=== GIVEN TASK ===
Copy out every line that contains "below".

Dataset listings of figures
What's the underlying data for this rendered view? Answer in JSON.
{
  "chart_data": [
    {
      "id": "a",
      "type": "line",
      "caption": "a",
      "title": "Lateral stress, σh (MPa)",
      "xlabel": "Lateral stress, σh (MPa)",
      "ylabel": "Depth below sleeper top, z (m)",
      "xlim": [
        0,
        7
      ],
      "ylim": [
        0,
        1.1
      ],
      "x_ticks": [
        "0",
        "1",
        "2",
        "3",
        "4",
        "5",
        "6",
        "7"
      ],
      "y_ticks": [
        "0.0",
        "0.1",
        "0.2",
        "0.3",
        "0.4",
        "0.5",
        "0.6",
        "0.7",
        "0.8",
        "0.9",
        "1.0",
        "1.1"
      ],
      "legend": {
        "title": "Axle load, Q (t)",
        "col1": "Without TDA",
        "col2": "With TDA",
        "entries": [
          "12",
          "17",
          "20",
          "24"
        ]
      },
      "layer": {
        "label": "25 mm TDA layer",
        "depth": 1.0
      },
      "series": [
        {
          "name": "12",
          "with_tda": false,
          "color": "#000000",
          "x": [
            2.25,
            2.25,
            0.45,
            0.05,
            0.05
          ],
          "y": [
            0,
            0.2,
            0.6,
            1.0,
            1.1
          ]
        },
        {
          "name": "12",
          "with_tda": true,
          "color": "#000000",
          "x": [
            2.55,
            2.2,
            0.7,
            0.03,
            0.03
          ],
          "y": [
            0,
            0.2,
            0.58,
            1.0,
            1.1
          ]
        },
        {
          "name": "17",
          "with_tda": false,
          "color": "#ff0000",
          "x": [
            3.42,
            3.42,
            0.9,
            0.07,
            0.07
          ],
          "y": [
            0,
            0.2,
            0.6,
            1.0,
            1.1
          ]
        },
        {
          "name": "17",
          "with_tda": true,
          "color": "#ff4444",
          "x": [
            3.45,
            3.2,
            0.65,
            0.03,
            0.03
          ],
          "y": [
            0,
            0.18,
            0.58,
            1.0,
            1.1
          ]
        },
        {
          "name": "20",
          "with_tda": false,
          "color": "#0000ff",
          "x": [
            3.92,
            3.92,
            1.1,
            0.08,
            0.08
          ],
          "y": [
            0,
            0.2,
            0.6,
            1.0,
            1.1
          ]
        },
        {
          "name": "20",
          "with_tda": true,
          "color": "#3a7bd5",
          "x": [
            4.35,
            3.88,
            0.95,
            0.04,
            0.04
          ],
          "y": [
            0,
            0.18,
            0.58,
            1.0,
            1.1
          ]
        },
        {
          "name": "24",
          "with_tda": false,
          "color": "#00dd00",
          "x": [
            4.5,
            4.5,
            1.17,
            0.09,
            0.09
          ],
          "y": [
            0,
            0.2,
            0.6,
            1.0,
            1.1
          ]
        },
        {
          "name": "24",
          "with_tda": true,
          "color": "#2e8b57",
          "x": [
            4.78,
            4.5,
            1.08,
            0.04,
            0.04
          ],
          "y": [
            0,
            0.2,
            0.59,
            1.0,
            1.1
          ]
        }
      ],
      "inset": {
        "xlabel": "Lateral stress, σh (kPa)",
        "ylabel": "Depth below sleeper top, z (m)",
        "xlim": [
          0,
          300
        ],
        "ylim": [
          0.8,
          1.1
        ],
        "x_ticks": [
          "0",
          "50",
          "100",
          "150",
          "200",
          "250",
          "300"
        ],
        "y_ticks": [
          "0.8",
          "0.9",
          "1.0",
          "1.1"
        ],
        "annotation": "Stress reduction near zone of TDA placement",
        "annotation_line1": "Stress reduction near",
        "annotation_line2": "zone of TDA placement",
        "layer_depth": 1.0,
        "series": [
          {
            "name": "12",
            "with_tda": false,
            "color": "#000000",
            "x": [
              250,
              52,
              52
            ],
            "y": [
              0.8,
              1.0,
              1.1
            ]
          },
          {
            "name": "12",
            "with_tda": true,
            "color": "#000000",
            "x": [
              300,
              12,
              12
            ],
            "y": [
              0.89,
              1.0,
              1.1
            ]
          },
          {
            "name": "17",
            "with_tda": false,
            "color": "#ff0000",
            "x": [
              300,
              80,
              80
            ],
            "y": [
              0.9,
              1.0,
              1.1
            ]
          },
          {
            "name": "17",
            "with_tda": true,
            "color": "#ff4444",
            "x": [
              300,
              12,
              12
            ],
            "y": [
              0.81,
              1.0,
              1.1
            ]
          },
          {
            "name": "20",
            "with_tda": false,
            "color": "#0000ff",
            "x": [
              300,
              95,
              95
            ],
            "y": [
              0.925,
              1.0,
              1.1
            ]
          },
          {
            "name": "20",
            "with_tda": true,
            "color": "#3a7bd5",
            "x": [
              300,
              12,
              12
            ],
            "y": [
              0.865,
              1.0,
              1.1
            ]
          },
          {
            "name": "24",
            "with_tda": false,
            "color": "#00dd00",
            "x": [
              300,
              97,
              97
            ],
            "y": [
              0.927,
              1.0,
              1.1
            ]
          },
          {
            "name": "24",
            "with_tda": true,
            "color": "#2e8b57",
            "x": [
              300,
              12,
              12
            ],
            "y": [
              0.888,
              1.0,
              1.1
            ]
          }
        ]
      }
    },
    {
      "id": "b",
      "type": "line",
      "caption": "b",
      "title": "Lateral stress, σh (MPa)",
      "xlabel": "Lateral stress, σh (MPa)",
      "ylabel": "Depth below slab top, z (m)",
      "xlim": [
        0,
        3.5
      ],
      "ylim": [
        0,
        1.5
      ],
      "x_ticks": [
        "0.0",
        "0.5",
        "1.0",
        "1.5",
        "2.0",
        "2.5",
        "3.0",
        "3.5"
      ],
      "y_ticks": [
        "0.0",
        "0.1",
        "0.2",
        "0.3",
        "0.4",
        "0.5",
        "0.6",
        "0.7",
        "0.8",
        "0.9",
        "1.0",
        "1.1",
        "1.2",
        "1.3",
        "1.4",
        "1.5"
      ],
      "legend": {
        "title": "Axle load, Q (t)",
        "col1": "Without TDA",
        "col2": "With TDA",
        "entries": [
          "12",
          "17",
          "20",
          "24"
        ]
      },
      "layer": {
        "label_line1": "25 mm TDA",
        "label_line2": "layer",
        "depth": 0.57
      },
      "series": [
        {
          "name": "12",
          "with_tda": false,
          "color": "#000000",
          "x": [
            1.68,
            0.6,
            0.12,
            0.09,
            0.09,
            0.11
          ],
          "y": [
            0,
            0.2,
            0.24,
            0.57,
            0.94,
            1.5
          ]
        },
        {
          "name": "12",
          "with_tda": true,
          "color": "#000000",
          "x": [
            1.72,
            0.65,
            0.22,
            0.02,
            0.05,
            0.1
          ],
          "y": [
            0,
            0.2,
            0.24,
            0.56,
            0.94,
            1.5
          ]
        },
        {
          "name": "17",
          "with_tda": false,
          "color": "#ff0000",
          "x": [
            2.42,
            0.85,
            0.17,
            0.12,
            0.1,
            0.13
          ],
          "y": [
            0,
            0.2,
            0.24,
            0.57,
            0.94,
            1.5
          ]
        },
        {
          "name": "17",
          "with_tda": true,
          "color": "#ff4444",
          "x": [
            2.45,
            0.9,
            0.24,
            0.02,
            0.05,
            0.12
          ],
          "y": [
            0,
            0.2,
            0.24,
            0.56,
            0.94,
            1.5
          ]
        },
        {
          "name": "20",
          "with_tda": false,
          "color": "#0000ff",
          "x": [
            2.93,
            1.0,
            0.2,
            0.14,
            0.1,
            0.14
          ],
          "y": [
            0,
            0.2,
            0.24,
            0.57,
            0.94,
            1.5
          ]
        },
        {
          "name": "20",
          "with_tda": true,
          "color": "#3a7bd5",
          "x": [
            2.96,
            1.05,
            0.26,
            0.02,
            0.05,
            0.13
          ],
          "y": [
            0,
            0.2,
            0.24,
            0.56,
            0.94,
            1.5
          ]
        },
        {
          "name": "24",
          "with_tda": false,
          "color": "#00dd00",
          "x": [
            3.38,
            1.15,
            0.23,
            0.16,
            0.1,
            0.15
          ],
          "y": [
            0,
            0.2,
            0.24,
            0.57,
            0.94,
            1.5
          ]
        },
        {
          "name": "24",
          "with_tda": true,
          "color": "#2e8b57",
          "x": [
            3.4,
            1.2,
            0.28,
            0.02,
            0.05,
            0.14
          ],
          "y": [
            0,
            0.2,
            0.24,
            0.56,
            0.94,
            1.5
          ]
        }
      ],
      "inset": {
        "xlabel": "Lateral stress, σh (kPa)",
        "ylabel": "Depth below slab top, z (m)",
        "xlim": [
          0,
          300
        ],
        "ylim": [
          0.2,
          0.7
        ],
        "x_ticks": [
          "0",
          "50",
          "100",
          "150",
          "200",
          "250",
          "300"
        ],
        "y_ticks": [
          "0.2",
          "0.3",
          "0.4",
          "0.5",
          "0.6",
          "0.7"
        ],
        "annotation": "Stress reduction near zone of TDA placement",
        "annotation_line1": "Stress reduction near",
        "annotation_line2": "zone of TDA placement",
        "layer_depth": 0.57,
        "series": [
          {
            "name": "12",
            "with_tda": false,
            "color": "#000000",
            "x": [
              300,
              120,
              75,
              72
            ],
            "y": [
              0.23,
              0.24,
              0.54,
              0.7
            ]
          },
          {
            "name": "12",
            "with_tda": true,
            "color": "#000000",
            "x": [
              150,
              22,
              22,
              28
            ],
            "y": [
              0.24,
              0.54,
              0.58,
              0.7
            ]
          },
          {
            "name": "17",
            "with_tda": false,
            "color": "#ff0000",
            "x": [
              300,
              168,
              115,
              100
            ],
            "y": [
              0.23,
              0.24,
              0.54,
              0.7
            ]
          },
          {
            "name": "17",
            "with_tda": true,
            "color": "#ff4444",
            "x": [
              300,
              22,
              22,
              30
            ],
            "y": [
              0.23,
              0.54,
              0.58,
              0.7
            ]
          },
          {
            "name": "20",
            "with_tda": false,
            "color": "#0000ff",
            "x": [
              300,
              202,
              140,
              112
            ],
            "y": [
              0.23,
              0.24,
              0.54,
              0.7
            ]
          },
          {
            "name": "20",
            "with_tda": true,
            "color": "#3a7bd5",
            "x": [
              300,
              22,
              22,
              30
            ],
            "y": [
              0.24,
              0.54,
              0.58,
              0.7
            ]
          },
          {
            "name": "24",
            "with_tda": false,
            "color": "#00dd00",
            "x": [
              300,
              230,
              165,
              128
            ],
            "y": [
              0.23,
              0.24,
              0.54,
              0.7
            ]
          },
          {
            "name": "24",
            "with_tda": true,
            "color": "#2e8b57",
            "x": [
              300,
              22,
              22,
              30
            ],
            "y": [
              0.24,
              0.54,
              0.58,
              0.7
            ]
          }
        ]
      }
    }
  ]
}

=== EXERCISE SOLUTION ===
      "ylabel": "Depth below sleeper top, z (m)",
        "ylabel": "Depth below sleeper top, z (m)",
      "ylabel": "Depth below slab top, z (m)",
        "ylabel": "Depth below slab top, z (m)",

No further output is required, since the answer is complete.